### SET TASK
Can you find the lines of the listing that include "name" and copy every one?

Dataset excerpt:
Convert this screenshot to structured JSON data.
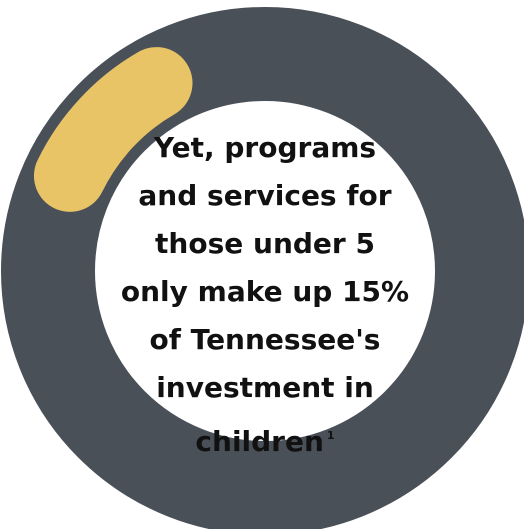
{
  "chart_data": {
    "type": "pie",
    "values": [
      15,
      85
    ],
    "colors": [
      "#e8c466",
      "#4a5058"
    ]
  },
  "center_text": {
    "lines": [
      "Yet, programs",
      "and services for",
      "those under 5",
      "only make up 15%",
      "of Tennessee's",
      "investment in",
      "children"
    ],
    "footnote": "1"
  }
}
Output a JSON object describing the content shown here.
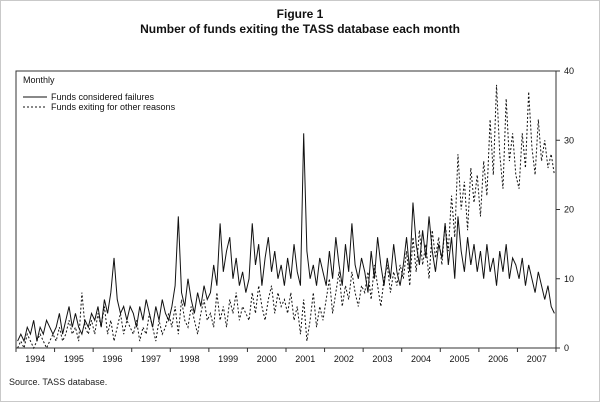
{
  "title": {
    "line1": "Figure 1",
    "line2": "Number of funds exiting the TASS database each month"
  },
  "source": "Source. TASS database.",
  "chart_data": {
    "type": "line",
    "frequency_label": "Monthly",
    "x_tick_labels": [
      "1994",
      "1995",
      "1996",
      "1997",
      "1998",
      "1999",
      "2000",
      "2001",
      "2002",
      "2003",
      "2004",
      "2005",
      "2006",
      "2007"
    ],
    "y_ticks": [
      0,
      10,
      20,
      30,
      40
    ],
    "ylim": [
      0,
      40
    ],
    "legend_position": "top-left",
    "grid": false,
    "series": [
      {
        "name": "Funds considered failures",
        "style": "solid",
        "color": "#111111",
        "values": [
          1,
          2,
          1,
          3,
          2,
          4,
          1,
          3,
          2,
          4,
          3,
          2,
          3,
          5,
          2,
          4,
          6,
          3,
          5,
          3,
          2,
          4,
          3,
          5,
          4,
          6,
          3,
          7,
          5,
          8,
          13,
          7,
          5,
          6,
          4,
          6,
          5,
          3,
          6,
          4,
          7,
          5,
          3,
          6,
          4,
          7,
          5,
          4,
          6,
          9,
          19,
          8,
          6,
          10,
          7,
          5,
          8,
          6,
          9,
          7,
          8,
          12,
          9,
          18,
          11,
          14,
          16,
          10,
          13,
          9,
          11,
          8,
          10,
          18,
          12,
          15,
          9,
          13,
          16,
          11,
          14,
          10,
          12,
          9,
          13,
          10,
          15,
          11,
          9,
          31,
          14,
          10,
          12,
          9,
          13,
          11,
          9,
          14,
          10,
          16,
          12,
          9,
          15,
          11,
          18,
          12,
          10,
          13,
          11,
          8,
          14,
          10,
          16,
          12,
          9,
          13,
          10,
          15,
          11,
          9,
          12,
          16,
          11,
          21,
          15,
          12,
          17,
          13,
          19,
          14,
          11,
          15,
          13,
          18,
          12,
          16,
          10,
          19,
          14,
          11,
          16,
          12,
          15,
          11,
          14,
          10,
          15,
          11,
          13,
          9,
          14,
          11,
          15,
          10,
          13,
          12,
          10,
          13,
          9,
          12,
          10,
          8,
          11,
          9,
          7,
          9,
          6,
          5
        ]
      },
      {
        "name": "Funds exiting for other reasons",
        "style": "dotted",
        "color": "#111111",
        "values": [
          0,
          1,
          0,
          2,
          1,
          0,
          1,
          2,
          1,
          0,
          1,
          2,
          1,
          3,
          1,
          2,
          4,
          2,
          3,
          1,
          8,
          3,
          2,
          4,
          2,
          5,
          3,
          6,
          2,
          4,
          1,
          3,
          5,
          2,
          4,
          3,
          2,
          4,
          1,
          3,
          2,
          5,
          3,
          1,
          4,
          2,
          3,
          5,
          3,
          6,
          2,
          7,
          4,
          3,
          6,
          4,
          2,
          5,
          7,
          4,
          5,
          3,
          8,
          4,
          6,
          3,
          7,
          5,
          8,
          4,
          6,
          5,
          4,
          8,
          5,
          9,
          6,
          4,
          7,
          9,
          5,
          8,
          6,
          7,
          5,
          8,
          4,
          6,
          2,
          7,
          1,
          4,
          8,
          3,
          6,
          4,
          7,
          10,
          5,
          8,
          11,
          6,
          9,
          7,
          11,
          8,
          6,
          9,
          8,
          11,
          7,
          12,
          9,
          6,
          10,
          12,
          8,
          11,
          9,
          12,
          10,
          14,
          9,
          16,
          11,
          17,
          12,
          15,
          10,
          17,
          13,
          16,
          12,
          18,
          14,
          22,
          16,
          28,
          20,
          24,
          17,
          26,
          21,
          25,
          19,
          27,
          22,
          33,
          25,
          38,
          28,
          23,
          36,
          27,
          31,
          25,
          23,
          31,
          26,
          37,
          29,
          25,
          33,
          27,
          30,
          26,
          28,
          25
        ]
      }
    ]
  }
}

### EXPECTED ANSWER
        "name": "Funds considered failures",
        "name": "Funds exiting for other reasons",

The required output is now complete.